- Instructions to follow
Copy the records that follow exactly as written, but not their pictures.

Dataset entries
-=-=-

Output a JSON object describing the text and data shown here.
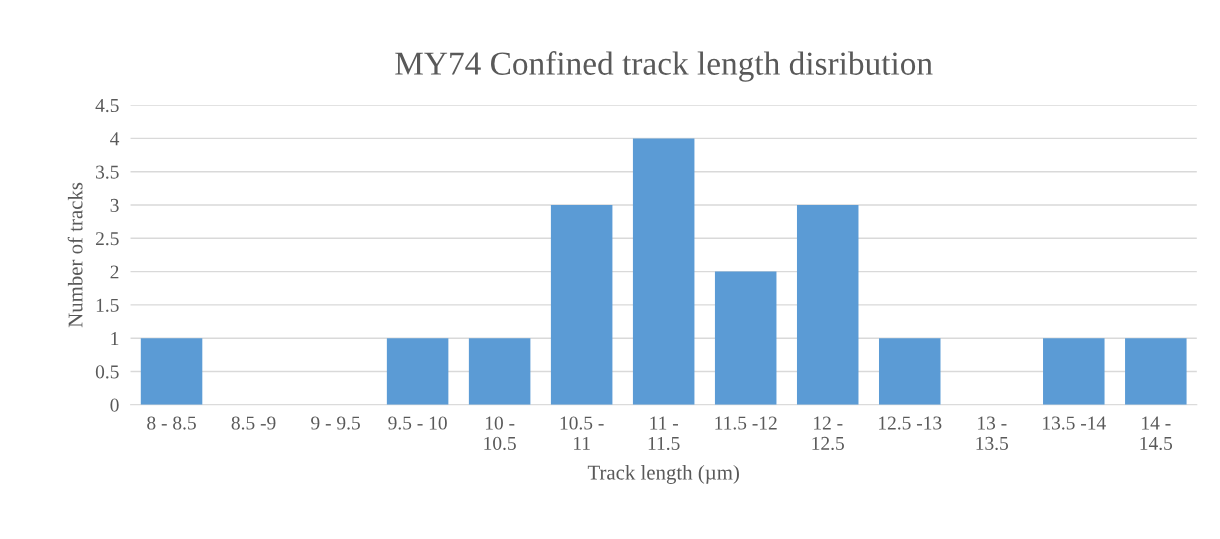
{
  "chart_data": {
    "type": "bar",
    "title": "MY74 Confined track length disribution",
    "xlabel": "Track length (µm)",
    "ylabel": "Number of tracks",
    "categories": [
      "8 - 8.5",
      "8.5 -9",
      "9 - 9.5",
      "9.5 - 10",
      "10 -\n10.5",
      "10.5 -\n11",
      "11 -\n11.5",
      "11.5 -12",
      "12 -\n12.5",
      "12.5 -13",
      "13 -\n13.5",
      "13.5 -14",
      "14 -\n14.5"
    ],
    "values": [
      1,
      0,
      0,
      1,
      1,
      3,
      4,
      2,
      3,
      1,
      0,
      1,
      1
    ],
    "color": "#5b9bd5",
    "ylim": [
      0,
      4.5
    ],
    "yticks": [
      0,
      0.5,
      1,
      1.5,
      2,
      2.5,
      3,
      3.5,
      4,
      4.5
    ],
    "grid": "y",
    "legend": false
  }
}
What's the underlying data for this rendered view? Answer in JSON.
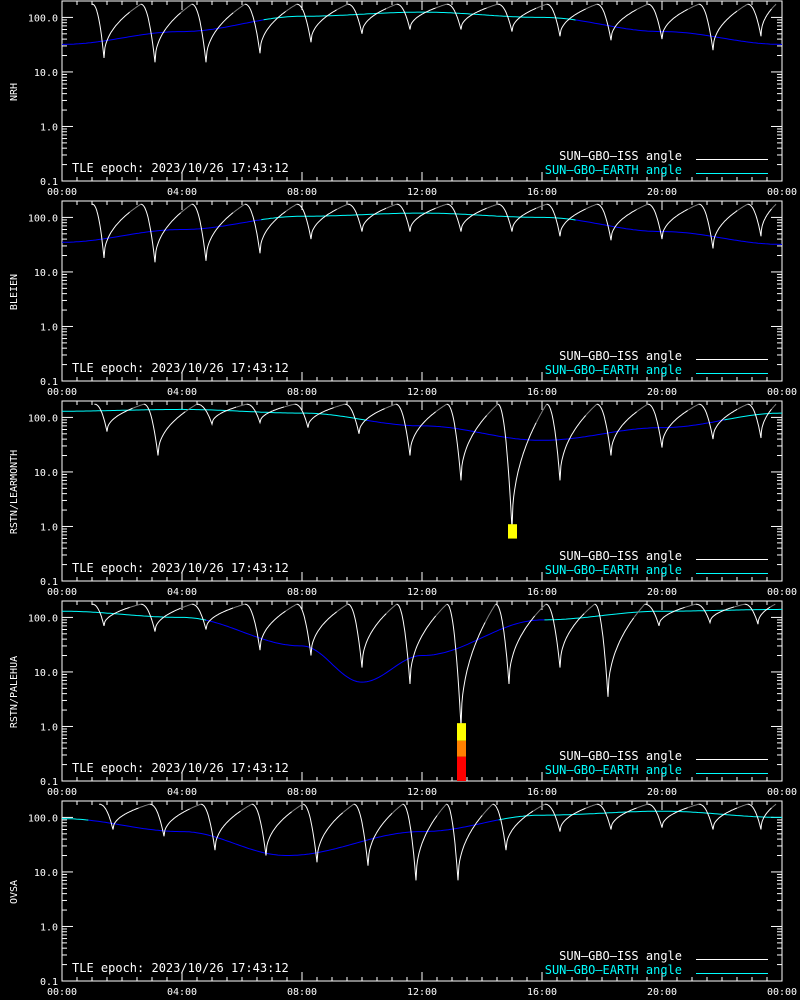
{
  "chart_data": {
    "type": "line",
    "x_tick_labels": [
      "00:00",
      "04:00",
      "08:00",
      "12:00",
      "16:00",
      "20:00",
      "00:00"
    ],
    "x_range_hours": [
      0,
      24
    ],
    "ylim": [
      0.1,
      200
    ],
    "y_scale": "log",
    "y_tick_labels": [
      "100.0",
      "10.0",
      "1.0",
      "0.1"
    ],
    "y_tick_values": [
      100,
      10,
      1,
      0.1
    ],
    "epoch_label": "TLE epoch: 2023/10/26 17:43:12",
    "legend_placement": "bottom-right",
    "legend": [
      {
        "name": "SUN–GBO–ISS angle",
        "color": "#ffffff"
      },
      {
        "name": "SUN–GBO–EARTH angle",
        "color": "#00ffff"
      }
    ],
    "colors": {
      "background": "#000000",
      "axes": "#ffffff",
      "iss_visible": "#ffffff",
      "iss_hidden": "#808080",
      "earth_day": "#00ffff",
      "earth_night": "#0000ff",
      "marker_low": "#ff0000",
      "marker_mid": "#ff8000",
      "marker_high": "#ffff00"
    },
    "panels": [
      {
        "station": "NRH",
        "earth_angle": {
          "hours": [
            0,
            4,
            8,
            12,
            16,
            20,
            24
          ],
          "values": [
            32,
            55,
            105,
            125,
            100,
            55,
            32
          ]
        },
        "iss_minima": {
          "hours": [
            1.4,
            3.1,
            4.8,
            6.6,
            8.3,
            10.0,
            11.6,
            13.3,
            15.0,
            16.6,
            18.3,
            20.0,
            21.7,
            23.3
          ],
          "values": [
            18,
            15,
            15,
            22,
            35,
            50,
            60,
            60,
            55,
            45,
            38,
            40,
            25,
            45
          ]
        },
        "markers": []
      },
      {
        "station": "BLEIEN",
        "earth_angle": {
          "hours": [
            0,
            4,
            8,
            12,
            16,
            20,
            24
          ],
          "values": [
            35,
            60,
            105,
            120,
            100,
            55,
            32
          ]
        },
        "iss_minima": {
          "hours": [
            1.4,
            3.1,
            4.8,
            6.6,
            8.3,
            10.0,
            11.6,
            13.3,
            15.0,
            16.6,
            18.3,
            20.0,
            21.7,
            23.3
          ],
          "values": [
            18,
            15,
            16,
            22,
            40,
            55,
            55,
            55,
            55,
            45,
            38,
            40,
            27,
            45
          ]
        },
        "markers": []
      },
      {
        "station": "RSTN/LEARMONTH",
        "earth_angle": {
          "hours": [
            0,
            4,
            8,
            12,
            16,
            20,
            24
          ],
          "values": [
            130,
            140,
            120,
            70,
            38,
            65,
            120
          ]
        },
        "iss_minima": {
          "hours": [
            1.5,
            3.2,
            5.0,
            6.6,
            8.2,
            9.9,
            11.6,
            13.3,
            15.0,
            16.6,
            18.3,
            20.0,
            21.7,
            23.3
          ],
          "values": [
            55,
            20,
            75,
            80,
            65,
            50,
            20,
            7,
            0.9,
            7,
            20,
            28,
            40,
            42
          ]
        },
        "markers": [
          {
            "hour": 15.0,
            "levels": [
              {
                "low": 0.6,
                "high": 1.1,
                "color": "#ffff00"
              }
            ]
          }
        ]
      },
      {
        "station": "RSTN/PALEHUA",
        "earth_angle": {
          "hours": [
            0,
            4,
            8,
            10,
            12,
            16,
            20,
            24
          ],
          "values": [
            130,
            100,
            30,
            6.5,
            20,
            90,
            130,
            140
          ]
        },
        "iss_minima": {
          "hours": [
            1.4,
            3.1,
            4.8,
            6.6,
            8.3,
            10.0,
            11.6,
            13.3,
            14.9,
            16.6,
            18.2,
            19.9,
            21.6,
            23.2
          ],
          "values": [
            70,
            55,
            60,
            25,
            20,
            12,
            6,
            1,
            6,
            12,
            3.5,
            70,
            80,
            75
          ]
        },
        "markers": [
          {
            "hour": 13.3,
            "levels": [
              {
                "low": 0.1,
                "high": 0.28,
                "color": "#ff0000"
              },
              {
                "low": 0.28,
                "high": 0.55,
                "color": "#ff8000"
              },
              {
                "low": 0.55,
                "high": 1.15,
                "color": "#ffff00"
              }
            ]
          }
        ]
      },
      {
        "station": "OVSA",
        "earth_angle": {
          "hours": [
            0,
            4,
            7.5,
            12,
            16,
            20,
            24
          ],
          "values": [
            95,
            55,
            20,
            55,
            110,
            130,
            100
          ]
        },
        "iss_minima": {
          "hours": [
            1.7,
            3.4,
            5.1,
            6.8,
            8.5,
            10.2,
            11.8,
            13.2,
            14.8,
            16.6,
            18.3,
            20.0,
            21.7,
            23.3
          ],
          "values": [
            60,
            45,
            25,
            20,
            15,
            13,
            7,
            7,
            25,
            55,
            60,
            65,
            60,
            60
          ]
        },
        "markers": []
      }
    ]
  }
}
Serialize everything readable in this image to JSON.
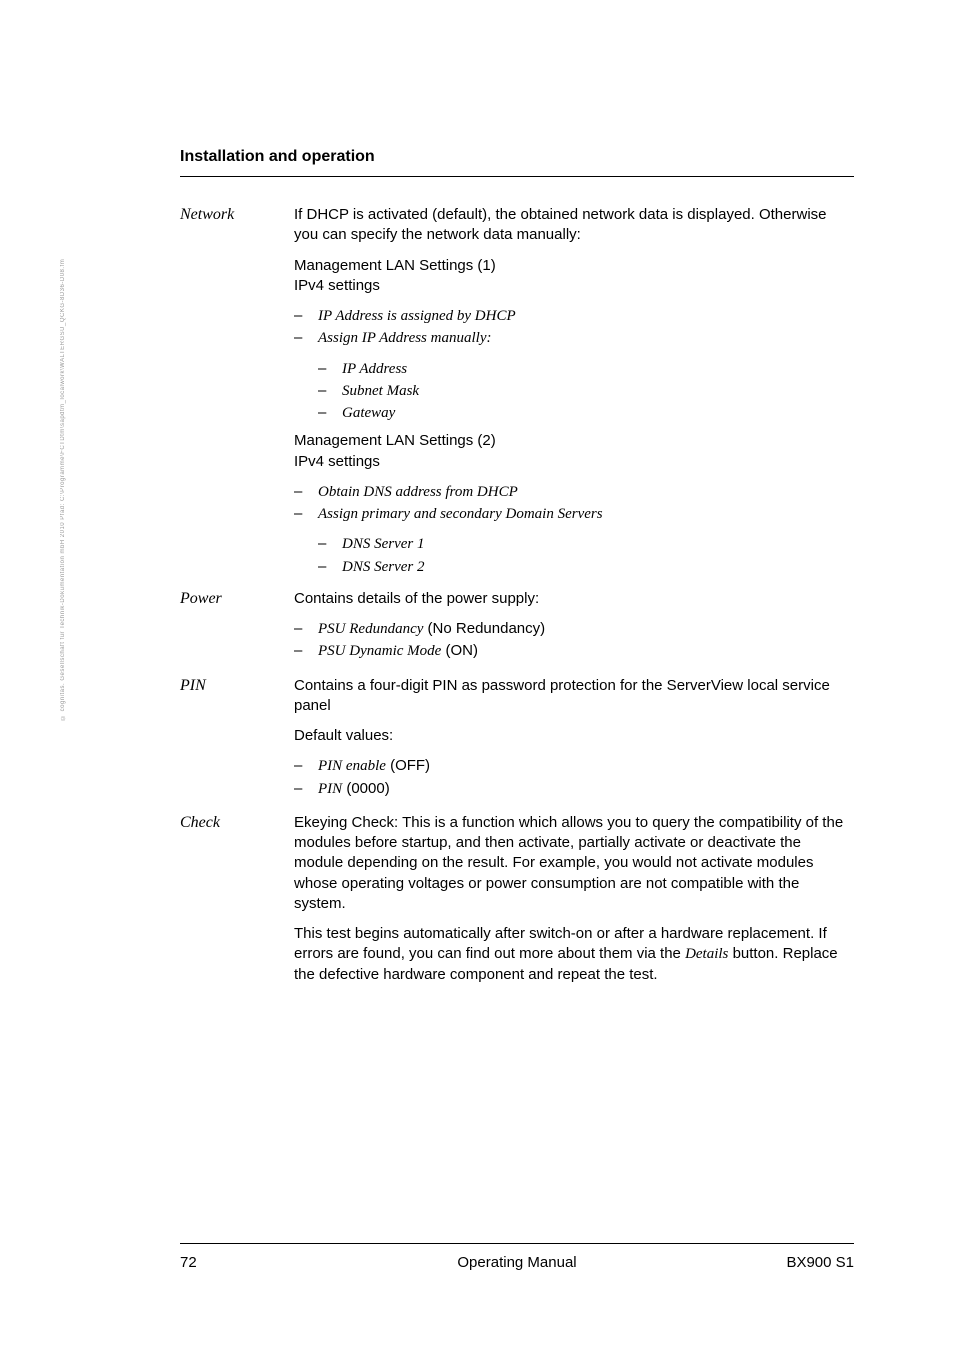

-=-=-

- Answer below
Output a JSON object describing the text and data shown here.
{
  "chart_data": {
    "type": "bar",
    "title": "MY74 Confined track length disribution",
    "xlabel": "Track length (µm)",
    "ylabel": "Number of tracks",
    "categories": [
      "8 - 8.5",
      "8.5 -9",
      "9 - 9.5",
      "9.5 - 10",
      "10 -\n10.5",
      "10.5 -\n11",
      "11 -\n11.5",
      "11.5 -12",
      "12 -\n12.5",
      "12.5 -13",
      "13 -\n13.5",
      "13.5 -14",
      "14 -\n14.5"
    ],
    "values": [
      1,
      0,
      0,
      1,
      1,
      3,
      4,
      2,
      3,
      1,
      0,
      1,
      1
    ],
    "color": "#5b9bd5",
    "ylim": [
      0,
      4.5
    ],
    "yticks": [
      0,
      0.5,
      1,
      1.5,
      2,
      2.5,
      3,
      3.5,
      4,
      4.5
    ],
    "grid": "y",
    "legend": false
  }
}
What's the underlying data for this rendered view? Answer in JSON.
{
  "chart_data": {
    "type": "line",
    "x_tick_labels": [
      "00:00",
      "04:00",
      "08:00",
      "12:00",
      "16:00",
      "20:00",
      "00:00"
    ],
    "x_range_hours": [
      0,
      24
    ],
    "ylim": [
      0.1,
      200
    ],
    "y_scale": "log",
    "y_tick_labels": [
      "100.0",
      "10.0",
      "1.0",
      "0.1"
    ],
    "y_tick_values": [
      100,
      10,
      1,
      0.1
    ],
    "epoch_label": "TLE epoch: 2023/10/26 17:43:12",
    "legend_placement": "bottom-right",
    "legend": [
      {
        "name": "SUN–GBO–ISS angle",
        "color": "#ffffff"
      },
      {
        "name": "SUN–GBO–EARTH angle",
        "color": "#00ffff"
      }
    ],
    "colors": {
      "background": "#000000",
      "axes": "#ffffff",
      "iss_visible": "#ffffff",
      "iss_hidden": "#808080",
      "earth_day": "#00ffff",
      "earth_night": "#0000ff",
      "marker_low": "#ff0000",
      "marker_mid": "#ff8000",
      "marker_high": "#ffff00"
    },
    "panels": [
      {
        "station": "NRH",
        "earth_angle": {
          "hours": [
            0,
            4,
            8,
            12,
            16,
            20,
            24
          ],
          "values": [
            32,
            55,
            105,
            125,
            100,
            55,
            32
          ]
        },
        "iss_minima": {
          "hours": [
            1.4,
            3.1,
            4.8,
            6.6,
            8.3,
            10.0,
            11.6,
            13.3,
            15.0,
            16.6,
            18.3,
            20.0,
            21.7,
            23.3
          ],
          "values": [
            18,
            15,
            15,
            22,
            35,
            50,
            60,
            60,
            55,
            45,
            38,
            40,
            25,
            45
          ]
        },
        "markers": []
      },
      {
        "station": "BLEIEN",
        "earth_angle": {
          "hours": [
            0,
            4,
            8,
            12,
            16,
            20,
            24
          ],
          "values": [
            35,
            60,
            105,
            120,
            100,
            55,
            32
          ]
        },
        "iss_minima": {
          "hours": [
            1.4,
            3.1,
            4.8,
            6.6,
            8.3,
            10.0,
            11.6,
            13.3,
            15.0,
            16.6,
            18.3,
            20.0,
            21.7,
            23.3
          ],
          "values": [
            18,
            15,
            16,
            22,
            40,
            55,
            55,
            55,
            55,
            45,
            38,
            40,
            27,
            45
          ]
        },
        "markers": []
      },
      {
        "station": "RSTN/LEARMONTH",
        "earth_angle": {
          "hours": [
            0,
            4,
            8,
            12,
            16,
            20,
            24
          ],
          "values": [
            130,
            140,
            120,
            70,
            38,
            65,
            120
          ]
        },
        "iss_minima": {
          "hours": [
            1.5,
            3.2,
            5.0,
            6.6,
            8.2,
            9.9,
            11.6,
            13.3,
            15.0,
            16.6,
            18.3,
            20.0,
            21.7,
            23.3
          ],
          "values": [
            55,
            20,
            75,
            80,
            65,
            50,
            20,
            7,
            0.9,
            7,
            20,
            28,
            40,
            42
          ]
        },
        "markers": [
          {
            "hour": 15.0,
            "levels": [
              {
                "low": 0.6,
                "high": 1.1,
                "color": "#ffff00"
              }
            ]
          }
        ]
      },
      {
        "station": "RSTN/PALEHUA",
        "earth_angle": {
          "hours": [
            0,
            4,
            8,
            10,
            12,
            16,
            20,
            24
          ],
          "values": [
            130,
            100,
            30,
            6.5,
            20,
            90,
            130,
            140
          ]
        },
        "iss_minima": {
          "hours": [
            1.4,
            3.1,
            4.8,
            6.6,
            8.3,
            10.0,
            11.6,
            13.3,
            14.9,
            16.6,
            18.2,
            19.9,
            21.6,
            23.2
          ],
          "values": [
            70,
            55,
            60,
            25,
            20,
            12,
            6,
            1,
            6,
            12,
            3.5,
            70,
            80,
            75
          ]
        },
        "markers": [
          {
            "hour": 13.3,
            "levels": [
              {
                "low": 0.1,
                "high": 0.28,
                "color": "#ff0000"
              },
              {
                "low": 0.28,
                "high": 0.55,
                "color": "#ff8000"
              },
              {
                "low": 0.55,
                "high": 1.15,
                "color": "#ffff00"
              }
            ]
          }
        ]
      },
      {
        "station": "OVSA",
        "earth_angle": {
          "hours": [
            0,
            4,
            7.5,
            12,
            16,
            20,
            24
          ],
          "values": [
            95,
            55,
            20,
            55,
            110,
            130,
            100
          ]
        },
        "iss_minima": {
          "hours": [
            1.7,
            3.4,
            5.1,
            6.8,
            8.5,
            10.2,
            11.8,
            13.2,
            14.8,
            16.6,
            18.3,
            20.0,
            21.7,
            23.3
          ],
          "values": [
            60,
            45,
            25,
            20,
            15,
            13,
            7,
            7,
            25,
            55,
            60,
            65,
            60,
            60
          ]
        },
        "markers": []
      }
    ]
  }
}
Serialize everything readable in this image to JSON.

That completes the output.